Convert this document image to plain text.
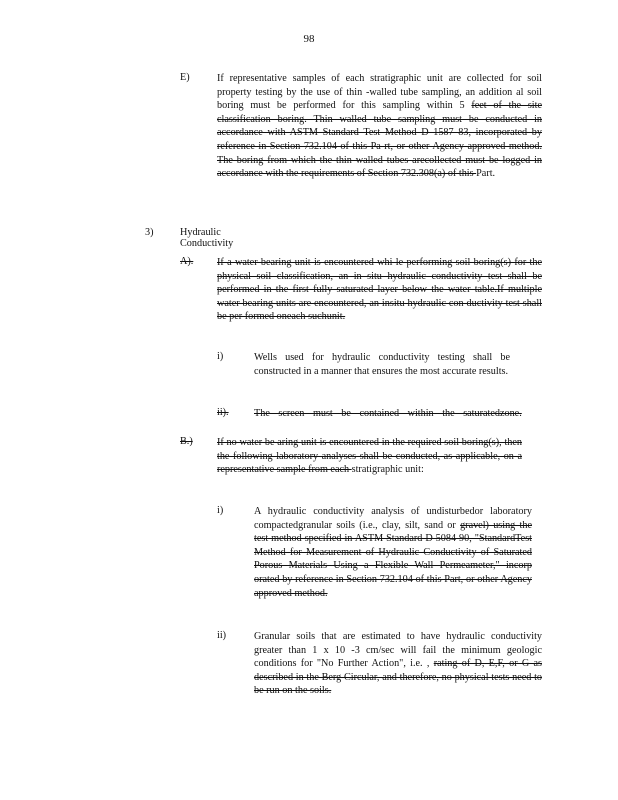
98
E)	If representative samples of each stratigraphic unit are collected for soil property testing by the use of thin -walled tube sampling, an addition al soil boring must be performed for this sampling within 5 feet of the site classification boring. Thin walled tube sampling must be conducted in accordance with ASTM Standard Test Method D 1587 83, incorporated by reference in Section 732.104 of this Pa rt, or other Agency approved method. The boring from which the thin walled tubes arecollected must be logged in accordance with the requirements of Section 732.308(a) of this Part.
3)	Hydraulic Conductivity
A). If a water bearing unit is encountered whi le performing soil boring(s) for the physical soil classification, an in situ hydraulic conductivity test shall be performed in the first fully saturated layer below the water table.If multiple water bearing units are encountered, an insitu hydraulic con ductivity test shall be per formed oneach suchunit.
i)	Wells used for hydraulic conductivity testing shall be constructed in a manner that ensures the most accurate results.
ii). The screen must be contained within the saturatedzone.
B.) If no water be aring unit is encountered in the required soil boring(s), then the following laboratory analyses shall be conducted, as applicable, on a representative sample from each stratigraphic unit:
i)	A hydraulic conductivity analysis of undisturbedor laboratory compactedgranular soils (i.e., clay, silt, sand or gravel) using the test method specified in ASTM Standard D 5084 90, "StandardTest Method for Measurement of Hydraulic Conductivity of Saturated Porous Materials Using a Flexible Wall Permeameter," incorp orated by reference in Section 732.104 of this Part, or other Agency approved method.
ii)	Granular soils that are estimated to have hydraulic conductivity greater than 1 x 10 -3 cm/sec will fail the minimum geologic conditions for "No Further Action", i.e. , rating of D, E,F, or G as described in the Berg Circular, and therefore, no physical tests need to be run on the soils.
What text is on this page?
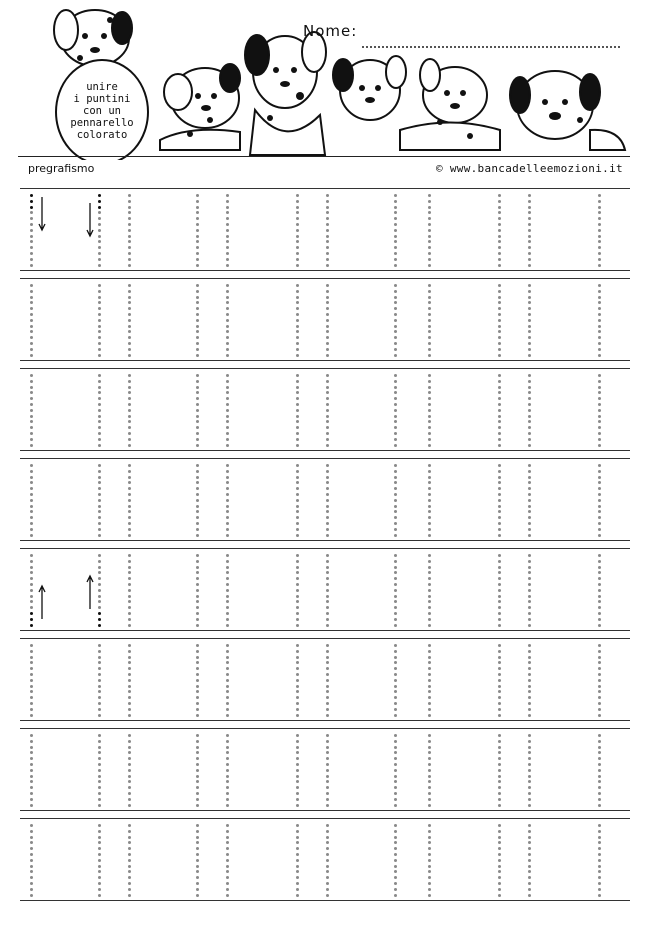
unire
i puntini
con un
pennarello
colorato
Nome:
pregrafismo	© www.bancadelleemozioni.it
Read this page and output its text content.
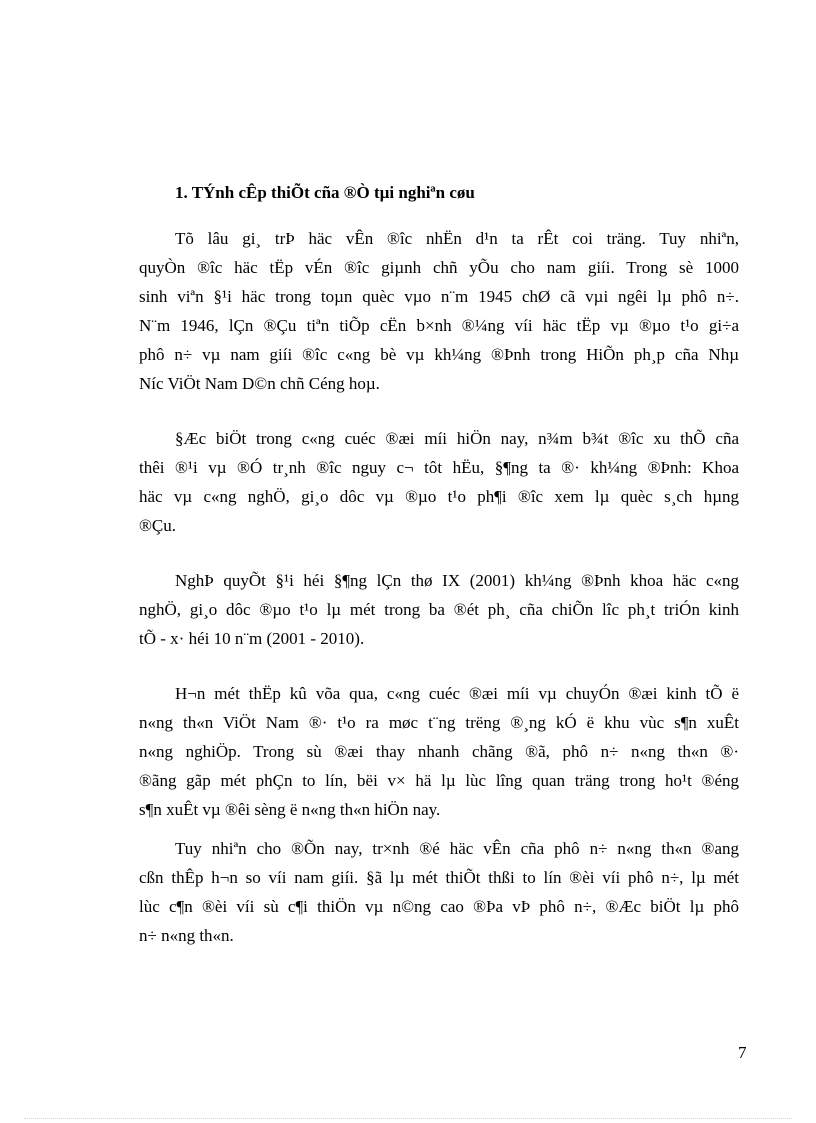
1. TÝnh cÊp thiÕt cña ®Ò tµi nghiªn cøu
Tõ lâu gi¸ trÞ häc vÊn ®îc nhËn d¹n ta rÊt coi träng. Tuy nhiªn,
quyÒn ®îc häc tËp vÉn ®îc giµnh chñ yÕu cho nam giíi. Trong sè 1000
sinh viªn §¹i häc trong toµn quèc vµo n¨m 1945 chØ cã vµi ngêi lµ phô n÷.
N¨m 1946, lÇn ®Çu tiªn tiÕp cËn b×nh ®¼ng víi häc tËp vµ ®µo t¹o gi÷a
phô n÷ vµ nam giíi ®îc c«ng bè vµ kh¼ng ®Þnh trong HiÕn ph¸p cña Nhµ
Níc ViÖt Nam D©n chñ Céng hoµ.
§Æc biÖt trong c«ng cuéc ®æi míi hiÖn nay, n¾m b¾t ®îc xu thÕ cña
thêi ®¹i vµ ®Ó tr¸nh ®îc nguy c¬ tôt hËu, §¶ng ta ®· kh¼ng ®Þnh: Khoa
häc vµ c«ng nghÖ, gi¸o dôc vµ ®µo t¹o ph¶i ®îc xem lµ quèc s¸ch hµng
®Çu.
NghÞ quyÕt §¹i héi §¶ng lÇn thø IX (2001) kh¼ng ®Þnh khoa häc c«ng
nghÖ, gi¸o dôc ®µo t¹o lµ mét trong ba ®ét ph¸ cña chiÕn lîc ph¸t triÓn kinh
tÕ - x· héi 10 n¨m (2001 - 2010).
H¬n mét thËp kû võa qua, c«ng cuéc ®æi míi vµ chuyÓn ®æi kinh tÕ ë
n«ng th«n ViÖt Nam ®· t¹o ra møc t¨ng trëng ®¸ng kÓ ë khu vùc s¶n xuÊt
n«ng nghiÖp. Trong sù ®æi thay nhanh chãng ®ã, phô n÷ n«ng th«n ®·
®ãng gãp mét phÇn to lín, bëi v× hä lµ lùc lîng quan träng trong ho¹t ®éng
s¶n xuÊt vµ ®êi sèng ë n«ng th«n hiÖn nay.
Tuy nhiªn cho ®Õn nay, tr×nh ®é häc vÊn cña phô n÷ n«ng th«n ®ang
cßn thÊp h¬n so víi nam giíi. §ã lµ mét thiÕt thßi to lín ®èi víi phô n÷, lµ mét
lùc c¶n ®èi víi sù c¶i thiÖn vµ n©ng cao ®Þa vÞ phô n÷, ®Æc biÖt lµ phô
n÷ n«ng th«n.
7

..............................

* Exercise brief: Repeat each entry exactly as it appears; skip any picture.

* The result:
Convert this document image to plain text.
98
E)	If representative samples of each stratigraphic unit are collected for soil property testing by the use of thin -walled tube sampling, an addition al soil boring must be performed for this sampling within 5 feet of the site classification boring. Thin walled tube sampling must be conducted in accordance with ASTM Standard Test Method D 1587 83, incorporated by reference in Section 732.104 of this Pa rt, or other Agency approved method. The boring from which the thin walled tubes arecollected must be logged in accordance with the requirements of Section 732.308(a) of this Part.
3)	Hydraulic Conductivity
A). If a water bearing unit is encountered whi le performing soil boring(s) for the physical soil classification, an in situ hydraulic conductivity test shall be performed in the first fully saturated layer below the water table.If multiple water bearing units are encountered, an insitu hydraulic con ductivity test shall be per formed oneach suchunit.
i)	Wells used for hydraulic conductivity testing shall be constructed in a manner that ensures the most accurate results.
ii). The screen must be contained within the saturatedzone.
B.) If no water be aring unit is encountered in the required soil boring(s), then the following laboratory analyses shall be conducted, as applicable, on a representative sample from each stratigraphic unit:
i)	A hydraulic conductivity analysis of undisturbedor laboratory compactedgranular soils (i.e., clay, silt, sand or gravel) using the test method specified in ASTM Standard D 5084 90, "StandardTest Method for Measurement of Hydraulic Conductivity of Saturated Porous Materials Using a Flexible Wall Permeameter," incorp orated by reference in Section 732.104 of this Part, or other Agency approved method.
ii)	Granular soils that are estimated to have hydraulic conductivity greater than 1 x 10 -3 cm/sec will fail the minimum geologic conditions for "No Further Action", i.e. , rating of D, E,F, or G as described in the Berg Circular, and therefore, no physical tests need to be run on the soils.
What text is on this page?
unire
i puntini
con un
pennarello
colorato
Nome:
pregrafismo	© www.bancadelleemozioni.it
Read this page and output its text content.
1. TÝnh cÊp thiÕt cña ®Ò tµi nghiªn cøu
Tõ lâu gi¸ trÞ häc vÊn ®îc nhËn d¹n ta rÊt coi träng. Tuy nhiªn,
quyÒn ®îc häc tËp vÉn ®îc giµnh chñ yÕu cho nam giíi. Trong sè 1000
sinh viªn §¹i häc trong toµn quèc vµo n¨m 1945 chØ cã vµi ngêi lµ phô n÷.
N¨m 1946, lÇn ®Çu tiªn tiÕp cËn b×nh ®¼ng víi häc tËp vµ ®µo t¹o gi÷a
phô n÷ vµ nam giíi ®îc c«ng bè vµ kh¼ng ®Þnh trong HiÕn ph¸p cña Nhµ
Níc ViÖt Nam D©n chñ Céng hoµ.
§Æc biÖt trong c«ng cuéc ®æi míi hiÖn nay, n¾m b¾t ®îc xu thÕ cña
thêi ®¹i vµ ®Ó tr¸nh ®îc nguy c¬ tôt hËu, §¶ng ta ®· kh¼ng ®Þnh: Khoa
häc vµ c«ng nghÖ, gi¸o dôc vµ ®µo t¹o ph¶i ®îc xem lµ quèc s¸ch hµng
®Çu.
NghÞ quyÕt §¹i héi §¶ng lÇn thø IX (2001) kh¼ng ®Þnh khoa häc c«ng
nghÖ, gi¸o dôc ®µo t¹o lµ mét trong ba ®ét ph¸ cña chiÕn lîc ph¸t triÓn kinh
tÕ - x· héi 10 n¨m (2001 - 2010).
H¬n mét thËp kû võa qua, c«ng cuéc ®æi míi vµ chuyÓn ®æi kinh tÕ ë
n«ng th«n ViÖt Nam ®· t¹o ra møc t¨ng trëng ®¸ng kÓ ë khu vùc s¶n xuÊt
n«ng nghiÖp. Trong sù ®æi thay nhanh chãng ®ã, phô n÷ n«ng th«n ®·
®ãng gãp mét phÇn to lín, bëi v× hä lµ lùc lîng quan träng trong ho¹t ®éng
s¶n xuÊt vµ ®êi sèng ë n«ng th«n hiÖn nay.
Tuy nhiªn cho ®Õn nay, tr×nh ®é häc vÊn cña phô n÷ n«ng th«n ®ang
cßn thÊp h¬n so víi nam giíi. §ã lµ mét thiÕt thßi to lín ®èi víi phô n÷, lµ mét
lùc c¶n ®èi víi sù c¶i thiÖn vµ n©ng cao ®Þa vÞ phô n÷, ®Æc biÖt lµ phô
n÷ n«ng th«n.
7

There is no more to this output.